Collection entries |
"""

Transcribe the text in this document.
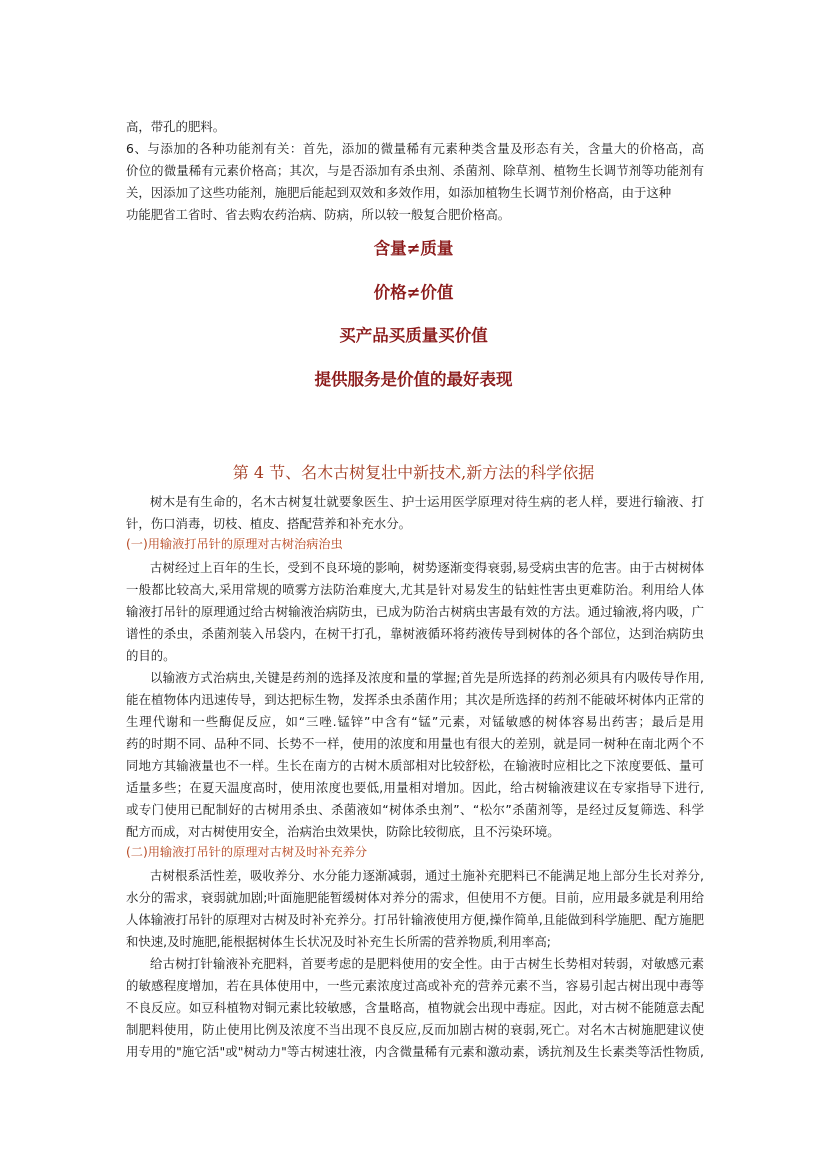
高，带孔的肥料。
6、与添加的各种功能剂有关：首先，添加的微量稀有元素种类含量及形态有关，含量大的价格高，高
价位的微量稀有元素价格高；其次，与是否添加有杀虫剂、杀菌剂、除草剂、植物生长调节剂等功能剂有
关，因添加了这些功能剂，施肥后能起到双效和多效作用，如添加植物生长调节剂价格高，由于这种
功能肥省工省时、省去购农药治病、防病，所以较一般复合肥价格高。
含量≠质量
价格≠价值
买产品买质量买价值
提供服务是价值的最好表现
第 4 节、名木古树复壮中新技术,新方法的科学依据
树木是有生命的，名木古树复壮就要象医生、护士运用医学原理对待生病的老人样，要进行输液、打
针，伤口消毒，切枝、植皮、搭配营养和补充水分。
(一)用输液打吊针的原理对古树治病治虫
古树经过上百年的生长，受到不良环境的影响，树势逐渐变得衰弱,易受病虫害的危害。由于古树树体
一般都比较高大,采用常规的喷雾方法防治难度大,尤其是针对易发生的钻蛀性害虫更难防治。利用给人体
输液打吊针的原理通过给古树输液治病防虫，已成为防治古树病虫害最有效的方法。通过输液,将内吸，广
谱性的杀虫，杀菌剂装入吊袋内，在树干打孔，靠树液循环将药液传导到树体的各个部位，达到治病防虫
的目的。
以输液方式治病虫,关键是药剂的选择及浓度和量的掌握;首先是所选择的药剂必须具有内吸传导作用,
能在植物体内迅速传导，到达把标生物，发挥杀虫杀菌作用；其次是所选择的药剂不能破坏树体内正常的
生理代谢和一些酶促反应，如“三唑.锰锌”中含有“锰”元素，对锰敏感的树体容易出药害；最后是用
药的时期不同、品种不同、长势不一样，使用的浓度和用量也有很大的差别，就是同一树种在南北两个不
同地方其输液量也不一样。生长在南方的古树木质部相对比较舒松，在输液时应相比之下浓度要低、量可
适量多些；在夏天温度高时，使用浓度也要低,用量相对增加。因此，给古树输液建议在专家指导下进行,
或专门使用已配制好的古树用杀虫、杀菌液如“树体杀虫剂”、“松尔”杀菌剂等，是经过反复筛选、科学
配方而成，对古树使用安全，治病治虫效果快，防除比较彻底，且不污染环境。
(二)用输液打吊针的原理对古树及时补充养分
古树根系活性差，吸收养分、水分能力逐渐减弱，通过土施补充肥料已不能满足地上部分生长对养分,
水分的需求，衰弱就加剧;叶面施肥能暂缓树体对养分的需求，但使用不方便。目前，应用最多就是利用给
人体输液打吊针的原理对古树及时补充养分。打吊针输液使用方便,操作简单,且能做到科学施肥、配方施肥
和快速,及时施肥,能根据树体生长状况及时补充生长所需的营养物质,利用率高;
给古树打针输液补充肥料，首要考虑的是肥料使用的安全性。由于古树生长势相对转弱，对敏感元素
的敏感程度增加，若在具体使用中，一些元素浓度过高或补充的营养元素不当，容易引起古树出现中毒等
不良反应。如豆科植物对铜元素比较敏感，含量略高，植物就会出现中毒症。因此，对古树不能随意去配
制肥料使用，防止使用比例及浓度不当出现不良反应,反而加剧古树的衰弱,死亡。对名木古树施肥建议使
用专用的"施它活"或"树动力"等古树速壮液，内含微量稀有元素和激动素，诱抗剂及生长素类等活性物质,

"""

To be done | Leave out the pictures and give the listing above again exactly.

The response |
Transcribe the text in this document.
高，带孔的肥料。
6、与添加的各种功能剂有关：首先，添加的微量稀有元素种类含量及形态有关，含量大的价格高，高
价位的微量稀有元素价格高；其次，与是否添加有杀虫剂、杀菌剂、除草剂、植物生长调节剂等功能剂有
关，因添加了这些功能剂，施肥后能起到双效和多效作用，如添加植物生长调节剂价格高，由于这种
功能肥省工省时、省去购农药治病、防病，所以较一般复合肥价格高。
含量≠质量
价格≠价值
买产品买质量买价值
提供服务是价值的最好表现
第 4 节、名木古树复壮中新技术,新方法的科学依据
树木是有生命的，名木古树复壮就要象医生、护士运用医学原理对待生病的老人样，要进行输液、打
针，伤口消毒，切枝、植皮、搭配营养和补充水分。
(一)用输液打吊针的原理对古树治病治虫
古树经过上百年的生长，受到不良环境的影响，树势逐渐变得衰弱,易受病虫害的危害。由于古树树体
一般都比较高大,采用常规的喷雾方法防治难度大,尤其是针对易发生的钻蛀性害虫更难防治。利用给人体
输液打吊针的原理通过给古树输液治病防虫，已成为防治古树病虫害最有效的方法。通过输液,将内吸，广
谱性的杀虫，杀菌剂装入吊袋内，在树干打孔，靠树液循环将药液传导到树体的各个部位，达到治病防虫
的目的。
以输液方式治病虫,关键是药剂的选择及浓度和量的掌握;首先是所选择的药剂必须具有内吸传导作用,
能在植物体内迅速传导，到达把标生物，发挥杀虫杀菌作用；其次是所选择的药剂不能破坏树体内正常的
生理代谢和一些酶促反应，如“三唑.锰锌”中含有“锰”元素，对锰敏感的树体容易出药害；最后是用
药的时期不同、品种不同、长势不一样，使用的浓度和用量也有很大的差别，就是同一树种在南北两个不
同地方其输液量也不一样。生长在南方的古树木质部相对比较舒松，在输液时应相比之下浓度要低、量可
适量多些；在夏天温度高时，使用浓度也要低,用量相对增加。因此，给古树输液建议在专家指导下进行,
或专门使用已配制好的古树用杀虫、杀菌液如“树体杀虫剂”、“松尔”杀菌剂等，是经过反复筛选、科学
配方而成，对古树使用安全，治病治虫效果快，防除比较彻底，且不污染环境。
(二)用输液打吊针的原理对古树及时补充养分
古树根系活性差，吸收养分、水分能力逐渐减弱，通过土施补充肥料已不能满足地上部分生长对养分,
水分的需求，衰弱就加剧;叶面施肥能暂缓树体对养分的需求，但使用不方便。目前，应用最多就是利用给
人体输液打吊针的原理对古树及时补充养分。打吊针输液使用方便,操作简单,且能做到科学施肥、配方施肥
和快速,及时施肥,能根据树体生长状况及时补充生长所需的营养物质,利用率高;
给古树打针输液补充肥料，首要考虑的是肥料使用的安全性。由于古树生长势相对转弱，对敏感元素
的敏感程度增加，若在具体使用中，一些元素浓度过高或补充的营养元素不当，容易引起古树出现中毒等
不良反应。如豆科植物对铜元素比较敏感，含量略高，植物就会出现中毒症。因此，对古树不能随意去配
制肥料使用，防止使用比例及浓度不当出现不良反应,反而加剧古树的衰弱,死亡。对名木古树施肥建议使
用专用的"施它活"或"树动力"等古树速壮液，内含微量稀有元素和激动素，诱抗剂及生长素类等活性物质,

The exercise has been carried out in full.